> WHAT NEEDS TO BE DONE:
Reproduce each line exactly. Skip none.

> Entries taken from a collection:

****************************************

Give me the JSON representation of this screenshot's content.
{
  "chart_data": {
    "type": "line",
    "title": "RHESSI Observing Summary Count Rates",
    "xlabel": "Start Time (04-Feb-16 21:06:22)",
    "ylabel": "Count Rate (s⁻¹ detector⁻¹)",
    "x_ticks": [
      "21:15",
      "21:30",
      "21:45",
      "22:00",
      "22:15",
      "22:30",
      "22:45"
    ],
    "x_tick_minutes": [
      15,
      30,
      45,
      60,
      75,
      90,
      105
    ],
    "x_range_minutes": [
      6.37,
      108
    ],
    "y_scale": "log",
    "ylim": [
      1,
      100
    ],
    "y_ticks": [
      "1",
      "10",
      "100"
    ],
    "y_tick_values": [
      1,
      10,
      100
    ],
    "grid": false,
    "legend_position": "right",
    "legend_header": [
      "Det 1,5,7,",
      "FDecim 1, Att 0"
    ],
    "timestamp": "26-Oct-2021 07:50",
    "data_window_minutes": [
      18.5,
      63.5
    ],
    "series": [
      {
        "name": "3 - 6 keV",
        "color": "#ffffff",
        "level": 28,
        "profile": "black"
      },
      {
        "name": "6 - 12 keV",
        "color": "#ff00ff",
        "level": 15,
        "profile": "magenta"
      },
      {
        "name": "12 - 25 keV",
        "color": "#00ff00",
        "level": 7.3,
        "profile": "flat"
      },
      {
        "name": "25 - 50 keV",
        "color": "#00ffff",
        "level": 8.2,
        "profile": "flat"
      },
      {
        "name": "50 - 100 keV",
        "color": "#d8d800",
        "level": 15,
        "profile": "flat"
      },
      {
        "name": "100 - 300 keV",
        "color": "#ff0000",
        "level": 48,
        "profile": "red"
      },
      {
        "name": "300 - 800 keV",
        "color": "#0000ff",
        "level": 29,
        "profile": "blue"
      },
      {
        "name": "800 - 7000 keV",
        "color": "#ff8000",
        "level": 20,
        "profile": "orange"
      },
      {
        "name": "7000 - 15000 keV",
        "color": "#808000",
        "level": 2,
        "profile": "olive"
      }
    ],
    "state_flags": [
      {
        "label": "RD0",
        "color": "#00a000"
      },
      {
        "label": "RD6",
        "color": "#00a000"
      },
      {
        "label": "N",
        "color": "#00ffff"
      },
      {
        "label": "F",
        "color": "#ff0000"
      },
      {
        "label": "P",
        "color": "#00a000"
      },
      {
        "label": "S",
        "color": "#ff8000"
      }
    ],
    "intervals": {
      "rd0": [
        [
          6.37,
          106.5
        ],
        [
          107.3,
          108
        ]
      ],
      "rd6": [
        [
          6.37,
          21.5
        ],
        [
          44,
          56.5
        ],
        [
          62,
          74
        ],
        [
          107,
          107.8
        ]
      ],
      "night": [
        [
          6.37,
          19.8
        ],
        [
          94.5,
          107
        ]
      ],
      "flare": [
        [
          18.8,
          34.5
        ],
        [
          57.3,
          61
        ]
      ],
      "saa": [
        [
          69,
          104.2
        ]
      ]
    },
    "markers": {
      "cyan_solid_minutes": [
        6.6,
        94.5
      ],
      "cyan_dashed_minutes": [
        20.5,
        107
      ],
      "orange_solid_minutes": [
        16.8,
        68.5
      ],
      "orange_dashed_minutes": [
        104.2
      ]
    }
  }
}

****************************************

> EXPECTED ANSWER:
Give me the JSON representation of this screenshot's content.
{
  "chart_data": {
    "type": "line",
    "title": "RHESSI Observing Summary Count Rates",
    "xlabel": "Start Time (04-Feb-16 21:06:22)",
    "ylabel": "Count Rate (s⁻¹ detector⁻¹)",
    "x_ticks": [
      "21:15",
      "21:30",
      "21:45",
      "22:00",
      "22:15",
      "22:30",
      "22:45"
    ],
    "x_tick_minutes": [
      15,
      30,
      45,
      60,
      75,
      90,
      105
    ],
    "x_range_minutes": [
      6.37,
      108
    ],
    "y_scale": "log",
    "ylim": [
      1,
      100
    ],
    "y_ticks": [
      "1",
      "10",
      "100"
    ],
    "y_tick_values": [
      1,
      10,
      100
    ],
    "grid": false,
    "legend_position": "right",
    "legend_header": [
      "Det 1,5,7,",
      "FDecim 1, Att 0"
    ],
    "timestamp": "26-Oct-2021 07:50",
    "data_window_minutes": [
      18.5,
      63.5
    ],
    "series": [
      {
        "name": "3 - 6 keV",
        "color": "#ffffff",
        "level": 28,
        "profile": "black"
      },
      {
        "name": "6 - 12 keV",
        "color": "#ff00ff",
        "level": 15,
        "profile": "magenta"
      },
      {
        "name": "12 - 25 keV",
        "color": "#00ff00",
        "level": 7.3,
        "profile": "flat"
      },
      {
        "name": "25 - 50 keV",
        "color": "#00ffff",
        "level": 8.2,
        "profile": "flat"
      },
      {
        "name": "50 - 100 keV",
        "color": "#d8d800",
        "level": 15,
        "profile": "flat"
      },
      {
        "name": "100 - 300 keV",
        "color": "#ff0000",
        "level": 48,
        "profile": "red"
      },
      {
        "name": "300 - 800 keV",
        "color": "#0000ff",
        "level": 29,
        "profile": "blue"
      },
      {
        "name": "800 - 7000 keV",
        "color": "#ff8000",
        "level": 20,
        "profile": "orange"
      },
      {
        "name": "7000 - 15000 keV",
        "color": "#808000",
        "level": 2,
        "profile": "olive"
      }
    ],
    "state_flags": [
      {
        "label": "RD0",
        "color": "#00a000"
      },
      {
        "label": "RD6",
        "color": "#00a000"
      },
      {
        "label": "N",
        "color": "#00ffff"
      },
      {
        "label": "F",
        "color": "#ff0000"
      },
      {
        "label": "P",
        "color": "#00a000"
      },
      {
        "label": "S",
        "color": "#ff8000"
      }
    ],
    "intervals": {
      "rd0": [
        [
          6.37,
          106.5
        ],
        [
          107.3,
          108
        ]
      ],
      "rd6": [
        [
          6.37,
          21.5
        ],
        [
          44,
          56.5
        ],
        [
          62,
          74
        ],
        [
          107,
          107.8
        ]
      ],
      "night": [
        [
          6.37,
          19.8
        ],
        [
          94.5,
          107
        ]
      ],
      "flare": [
        [
          18.8,
          34.5
        ],
        [
          57.3,
          61
        ]
      ],
      "saa": [
        [
          69,
          104.2
        ]
      ]
    },
    "markers": {
      "cyan_solid_minutes": [
        6.6,
        94.5
      ],
      "cyan_dashed_minutes": [
        20.5,
        107
      ],
      "orange_solid_minutes": [
        16.8,
        68.5
      ],
      "orange_dashed_minutes": [
        104.2
      ]
    }
  }
}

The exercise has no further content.